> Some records
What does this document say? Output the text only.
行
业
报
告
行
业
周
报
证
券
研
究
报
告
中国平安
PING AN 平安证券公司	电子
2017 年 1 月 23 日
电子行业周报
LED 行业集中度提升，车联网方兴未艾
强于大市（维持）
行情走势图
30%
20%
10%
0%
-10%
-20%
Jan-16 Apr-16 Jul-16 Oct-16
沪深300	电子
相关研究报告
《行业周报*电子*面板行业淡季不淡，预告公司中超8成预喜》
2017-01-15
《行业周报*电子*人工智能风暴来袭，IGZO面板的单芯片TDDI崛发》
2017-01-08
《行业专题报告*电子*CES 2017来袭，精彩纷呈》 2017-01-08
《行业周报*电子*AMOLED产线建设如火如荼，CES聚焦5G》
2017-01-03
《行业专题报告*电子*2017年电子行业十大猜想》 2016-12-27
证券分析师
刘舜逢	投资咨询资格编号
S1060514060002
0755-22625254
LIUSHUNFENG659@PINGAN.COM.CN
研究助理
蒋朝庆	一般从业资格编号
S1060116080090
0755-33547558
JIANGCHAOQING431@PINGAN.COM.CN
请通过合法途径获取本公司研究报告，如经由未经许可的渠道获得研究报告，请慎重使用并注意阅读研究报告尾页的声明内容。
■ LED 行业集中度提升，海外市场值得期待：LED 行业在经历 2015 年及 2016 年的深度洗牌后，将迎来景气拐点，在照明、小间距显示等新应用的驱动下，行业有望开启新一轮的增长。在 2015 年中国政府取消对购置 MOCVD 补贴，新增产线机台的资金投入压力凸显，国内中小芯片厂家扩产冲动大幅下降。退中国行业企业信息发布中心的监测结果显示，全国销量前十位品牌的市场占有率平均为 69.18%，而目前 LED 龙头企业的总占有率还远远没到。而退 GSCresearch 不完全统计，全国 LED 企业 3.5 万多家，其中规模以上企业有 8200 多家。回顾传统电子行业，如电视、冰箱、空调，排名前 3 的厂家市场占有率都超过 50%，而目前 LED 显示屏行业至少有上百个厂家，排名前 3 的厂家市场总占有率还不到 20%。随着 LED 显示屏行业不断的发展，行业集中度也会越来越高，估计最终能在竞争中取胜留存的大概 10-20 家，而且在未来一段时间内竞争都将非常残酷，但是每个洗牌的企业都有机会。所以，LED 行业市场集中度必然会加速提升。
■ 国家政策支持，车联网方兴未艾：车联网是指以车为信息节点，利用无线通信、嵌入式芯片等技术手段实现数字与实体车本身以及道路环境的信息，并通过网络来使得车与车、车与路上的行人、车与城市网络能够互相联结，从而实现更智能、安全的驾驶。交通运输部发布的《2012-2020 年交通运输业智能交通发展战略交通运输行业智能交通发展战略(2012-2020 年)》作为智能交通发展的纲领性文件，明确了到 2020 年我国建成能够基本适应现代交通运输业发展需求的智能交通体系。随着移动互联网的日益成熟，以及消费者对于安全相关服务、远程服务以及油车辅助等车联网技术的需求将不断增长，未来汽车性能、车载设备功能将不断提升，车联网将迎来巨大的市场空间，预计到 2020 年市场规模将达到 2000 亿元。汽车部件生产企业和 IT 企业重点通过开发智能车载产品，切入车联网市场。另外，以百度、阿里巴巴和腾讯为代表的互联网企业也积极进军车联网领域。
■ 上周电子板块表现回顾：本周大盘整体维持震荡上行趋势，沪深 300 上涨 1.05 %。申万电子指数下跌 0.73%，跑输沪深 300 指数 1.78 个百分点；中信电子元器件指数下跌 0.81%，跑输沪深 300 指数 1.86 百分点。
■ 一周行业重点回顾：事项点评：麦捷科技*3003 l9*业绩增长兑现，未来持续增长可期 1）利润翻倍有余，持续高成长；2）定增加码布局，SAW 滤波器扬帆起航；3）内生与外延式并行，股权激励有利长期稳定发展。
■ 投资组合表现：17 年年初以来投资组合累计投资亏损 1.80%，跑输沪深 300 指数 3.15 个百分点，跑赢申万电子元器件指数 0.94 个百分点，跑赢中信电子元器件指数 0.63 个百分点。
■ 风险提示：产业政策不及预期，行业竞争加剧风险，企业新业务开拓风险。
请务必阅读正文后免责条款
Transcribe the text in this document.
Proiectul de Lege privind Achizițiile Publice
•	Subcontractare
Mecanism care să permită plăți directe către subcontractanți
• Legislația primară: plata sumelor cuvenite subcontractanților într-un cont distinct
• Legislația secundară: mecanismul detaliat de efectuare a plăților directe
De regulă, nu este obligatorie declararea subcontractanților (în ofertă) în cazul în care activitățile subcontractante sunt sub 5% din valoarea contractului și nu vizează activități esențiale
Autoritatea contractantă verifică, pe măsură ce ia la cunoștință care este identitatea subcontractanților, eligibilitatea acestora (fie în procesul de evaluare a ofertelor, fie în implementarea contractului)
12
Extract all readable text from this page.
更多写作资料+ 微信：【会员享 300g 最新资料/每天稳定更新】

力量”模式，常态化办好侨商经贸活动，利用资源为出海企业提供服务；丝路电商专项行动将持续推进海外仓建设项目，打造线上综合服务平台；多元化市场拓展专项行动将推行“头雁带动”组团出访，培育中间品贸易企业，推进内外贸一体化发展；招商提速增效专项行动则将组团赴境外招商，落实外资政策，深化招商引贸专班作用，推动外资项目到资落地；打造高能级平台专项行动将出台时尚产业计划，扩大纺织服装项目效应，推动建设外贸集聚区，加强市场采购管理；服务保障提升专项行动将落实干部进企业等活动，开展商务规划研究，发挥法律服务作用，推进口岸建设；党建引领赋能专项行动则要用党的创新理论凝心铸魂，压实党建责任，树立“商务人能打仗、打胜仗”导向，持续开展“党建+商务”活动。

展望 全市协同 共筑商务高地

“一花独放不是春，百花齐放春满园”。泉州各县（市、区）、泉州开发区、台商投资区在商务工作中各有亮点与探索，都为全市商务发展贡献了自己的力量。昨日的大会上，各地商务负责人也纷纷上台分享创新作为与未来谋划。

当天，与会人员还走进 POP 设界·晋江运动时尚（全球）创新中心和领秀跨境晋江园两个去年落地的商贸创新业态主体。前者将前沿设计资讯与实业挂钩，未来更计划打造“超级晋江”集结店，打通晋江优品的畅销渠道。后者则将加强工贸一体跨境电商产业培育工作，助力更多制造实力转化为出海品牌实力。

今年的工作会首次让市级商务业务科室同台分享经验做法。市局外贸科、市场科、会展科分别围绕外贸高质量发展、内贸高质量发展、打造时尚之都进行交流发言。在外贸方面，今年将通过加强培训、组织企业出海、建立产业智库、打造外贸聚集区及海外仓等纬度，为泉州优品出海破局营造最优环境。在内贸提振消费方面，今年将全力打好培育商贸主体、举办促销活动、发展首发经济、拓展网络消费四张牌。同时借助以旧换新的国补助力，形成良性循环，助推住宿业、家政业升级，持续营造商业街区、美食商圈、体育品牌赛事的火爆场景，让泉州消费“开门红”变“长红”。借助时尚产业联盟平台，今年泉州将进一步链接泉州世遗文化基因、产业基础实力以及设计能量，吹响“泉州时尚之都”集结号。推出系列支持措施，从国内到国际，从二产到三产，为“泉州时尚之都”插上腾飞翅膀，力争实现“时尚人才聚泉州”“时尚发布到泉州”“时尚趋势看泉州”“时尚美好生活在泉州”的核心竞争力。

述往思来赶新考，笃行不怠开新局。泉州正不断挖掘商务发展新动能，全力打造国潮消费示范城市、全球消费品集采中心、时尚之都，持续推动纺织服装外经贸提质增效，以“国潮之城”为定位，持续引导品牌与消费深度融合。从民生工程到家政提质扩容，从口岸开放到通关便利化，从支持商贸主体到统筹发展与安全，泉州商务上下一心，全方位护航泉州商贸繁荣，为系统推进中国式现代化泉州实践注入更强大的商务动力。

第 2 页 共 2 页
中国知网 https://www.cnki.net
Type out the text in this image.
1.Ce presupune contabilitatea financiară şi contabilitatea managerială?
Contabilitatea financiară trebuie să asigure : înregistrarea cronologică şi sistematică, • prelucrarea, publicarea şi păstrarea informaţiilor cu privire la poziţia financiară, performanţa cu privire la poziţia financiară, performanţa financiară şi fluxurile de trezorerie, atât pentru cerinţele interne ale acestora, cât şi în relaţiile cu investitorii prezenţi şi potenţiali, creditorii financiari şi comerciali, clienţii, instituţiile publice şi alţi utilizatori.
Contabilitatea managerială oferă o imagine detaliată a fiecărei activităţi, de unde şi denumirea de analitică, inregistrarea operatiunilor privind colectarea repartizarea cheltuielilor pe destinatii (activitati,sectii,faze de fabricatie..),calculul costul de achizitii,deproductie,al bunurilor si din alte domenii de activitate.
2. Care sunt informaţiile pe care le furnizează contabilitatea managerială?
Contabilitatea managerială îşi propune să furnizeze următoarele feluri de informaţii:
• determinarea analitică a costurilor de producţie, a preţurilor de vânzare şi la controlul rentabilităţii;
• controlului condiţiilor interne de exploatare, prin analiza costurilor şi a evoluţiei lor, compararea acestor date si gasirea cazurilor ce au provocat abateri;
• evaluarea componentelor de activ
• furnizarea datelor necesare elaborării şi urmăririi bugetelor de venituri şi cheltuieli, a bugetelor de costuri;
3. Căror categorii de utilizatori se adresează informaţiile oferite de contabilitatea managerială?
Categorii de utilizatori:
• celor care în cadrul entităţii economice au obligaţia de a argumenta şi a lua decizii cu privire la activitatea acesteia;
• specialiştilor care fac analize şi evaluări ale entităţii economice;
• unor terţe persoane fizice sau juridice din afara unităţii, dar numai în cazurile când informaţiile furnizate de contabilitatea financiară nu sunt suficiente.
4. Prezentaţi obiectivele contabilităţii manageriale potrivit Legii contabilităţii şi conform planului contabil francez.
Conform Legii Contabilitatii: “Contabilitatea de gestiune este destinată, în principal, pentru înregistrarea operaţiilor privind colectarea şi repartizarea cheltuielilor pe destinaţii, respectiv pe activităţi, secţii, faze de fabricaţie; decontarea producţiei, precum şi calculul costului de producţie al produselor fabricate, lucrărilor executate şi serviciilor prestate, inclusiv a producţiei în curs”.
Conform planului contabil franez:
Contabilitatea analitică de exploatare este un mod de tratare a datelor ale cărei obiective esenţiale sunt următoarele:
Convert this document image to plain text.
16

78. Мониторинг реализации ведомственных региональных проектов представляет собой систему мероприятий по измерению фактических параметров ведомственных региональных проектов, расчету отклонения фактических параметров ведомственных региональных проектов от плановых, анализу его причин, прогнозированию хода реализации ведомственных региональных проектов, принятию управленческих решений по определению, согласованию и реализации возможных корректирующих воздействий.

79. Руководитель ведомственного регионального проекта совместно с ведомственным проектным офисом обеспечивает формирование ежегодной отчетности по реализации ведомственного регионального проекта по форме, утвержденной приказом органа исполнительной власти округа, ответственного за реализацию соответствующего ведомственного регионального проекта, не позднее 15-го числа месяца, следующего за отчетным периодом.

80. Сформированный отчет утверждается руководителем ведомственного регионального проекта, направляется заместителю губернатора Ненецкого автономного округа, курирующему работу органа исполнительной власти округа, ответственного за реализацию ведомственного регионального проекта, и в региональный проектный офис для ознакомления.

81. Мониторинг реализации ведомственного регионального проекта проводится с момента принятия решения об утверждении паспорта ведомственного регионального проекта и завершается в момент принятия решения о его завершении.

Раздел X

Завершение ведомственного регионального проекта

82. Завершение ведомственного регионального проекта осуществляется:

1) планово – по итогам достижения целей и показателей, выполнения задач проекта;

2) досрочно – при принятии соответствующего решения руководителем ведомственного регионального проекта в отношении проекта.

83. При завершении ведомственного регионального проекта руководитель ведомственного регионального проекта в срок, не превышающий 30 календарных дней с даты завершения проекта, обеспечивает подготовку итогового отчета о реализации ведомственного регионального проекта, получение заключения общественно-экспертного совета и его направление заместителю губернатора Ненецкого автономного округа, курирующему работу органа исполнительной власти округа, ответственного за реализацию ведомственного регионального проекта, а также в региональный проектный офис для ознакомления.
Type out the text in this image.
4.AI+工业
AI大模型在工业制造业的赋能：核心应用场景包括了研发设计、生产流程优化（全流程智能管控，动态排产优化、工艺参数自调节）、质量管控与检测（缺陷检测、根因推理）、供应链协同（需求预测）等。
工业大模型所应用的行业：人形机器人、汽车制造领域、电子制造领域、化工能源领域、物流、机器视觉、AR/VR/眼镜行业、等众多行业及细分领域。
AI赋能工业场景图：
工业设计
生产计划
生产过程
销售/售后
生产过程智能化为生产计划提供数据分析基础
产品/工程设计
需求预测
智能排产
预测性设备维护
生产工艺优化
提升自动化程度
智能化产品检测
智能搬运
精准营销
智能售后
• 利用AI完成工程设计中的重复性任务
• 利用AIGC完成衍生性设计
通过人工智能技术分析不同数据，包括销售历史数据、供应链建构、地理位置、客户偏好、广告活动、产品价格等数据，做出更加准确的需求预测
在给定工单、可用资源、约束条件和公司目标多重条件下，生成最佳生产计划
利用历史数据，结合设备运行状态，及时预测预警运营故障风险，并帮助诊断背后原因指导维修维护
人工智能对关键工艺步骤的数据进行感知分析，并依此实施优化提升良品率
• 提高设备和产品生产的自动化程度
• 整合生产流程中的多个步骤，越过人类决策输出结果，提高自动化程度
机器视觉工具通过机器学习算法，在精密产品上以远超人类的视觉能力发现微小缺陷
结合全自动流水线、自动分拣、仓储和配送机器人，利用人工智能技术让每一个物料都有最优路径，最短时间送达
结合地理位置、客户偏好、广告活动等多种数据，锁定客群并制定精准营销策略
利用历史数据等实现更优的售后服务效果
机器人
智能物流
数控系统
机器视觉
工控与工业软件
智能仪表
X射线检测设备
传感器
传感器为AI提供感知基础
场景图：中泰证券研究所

> TASK PROMPT
Go over the data above and copy every line that has the word "următoarele" in it.

> RESPONSE FOR THIS EXERCISE
Contabilitatea managerială îşi propune să furnizeze următoarele feluri de informaţii:
Contabilitatea analitică de exploatare este un mod de tratare a datelor ale cărei obiective esenţiale sunt următoarele:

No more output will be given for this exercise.